DO THIS
Without including any pictures, write out all the entries exactly.

####################

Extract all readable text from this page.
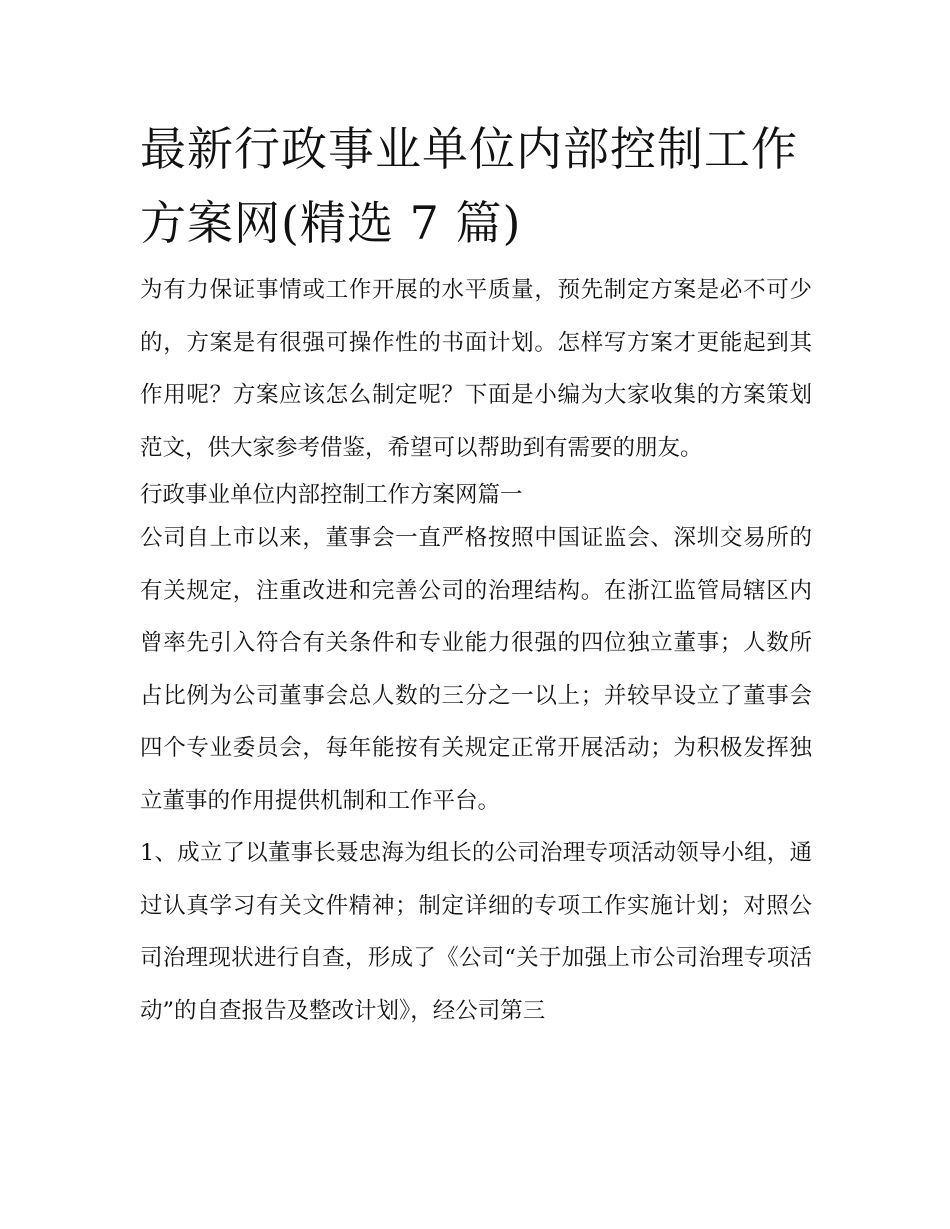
最新行政事业单位内部控制工作方案网(精选 7 篇)

为有力保证事情或工作开展的水平质量，预先制定方案是必不可少的，方案是有很强可操作性的书面计划。怎样写方案才更能起到其作用呢？方案应该怎么制定呢？下面是小编为大家收集的方案策划范文，供大家参考借鉴，希望可以帮助到有需要的朋友。

行政事业单位内部控制工作方案网篇一

公司自上市以来，董事会一直严格按照中国证监会、深圳交易所的有关规定，注重改进和完善公司的治理结构。在浙江监管局辖区内曾率先引入符合有关条件和专业能力很强的四位独立董事；人数所占比例为公司董事会总人数的三分之一以上；并较早设立了董事会四个专业委员会，每年能按有关规定正常开展活动；为积极发挥独立董事的作用提供机制和工作平台。

1、成立了以董事长聂忠海为组长的公司治理专项活动领导小组，通过认真学习有关文件精神；制定详细的专项工作实施计划；对照公司治理现状进行自查，形成了《公司“关于加强上市公司治理专项活动”的自查报告及整改计划》，经公司第三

####################

TASK OUTPUT
Extract all readable text from this page.
最新行政事业单位内部控制工作方案网(精选 7 篇)

为有力保证事情或工作开展的水平质量，预先制定方案是必不可少的，方案是有很强可操作性的书面计划。怎样写方案才更能起到其作用呢？方案应该怎么制定呢？下面是小编为大家收集的方案策划范文，供大家参考借鉴，希望可以帮助到有需要的朋友。

行政事业单位内部控制工作方案网篇一

公司自上市以来，董事会一直严格按照中国证监会、深圳交易所的有关规定，注重改进和完善公司的治理结构。在浙江监管局辖区内曾率先引入符合有关条件和专业能力很强的四位独立董事；人数所占比例为公司董事会总人数的三分之一以上；并较早设立了董事会四个专业委员会，每年能按有关规定正常开展活动；为积极发挥独立董事的作用提供机制和工作平台。

1、成立了以董事长聂忠海为组长的公司治理专项活动领导小组，通过认真学习有关文件精神；制定详细的专项工作实施计划；对照公司治理现状进行自查，形成了《公司“关于加强上市公司治理专项活动”的自查报告及整改计划》，经公司第三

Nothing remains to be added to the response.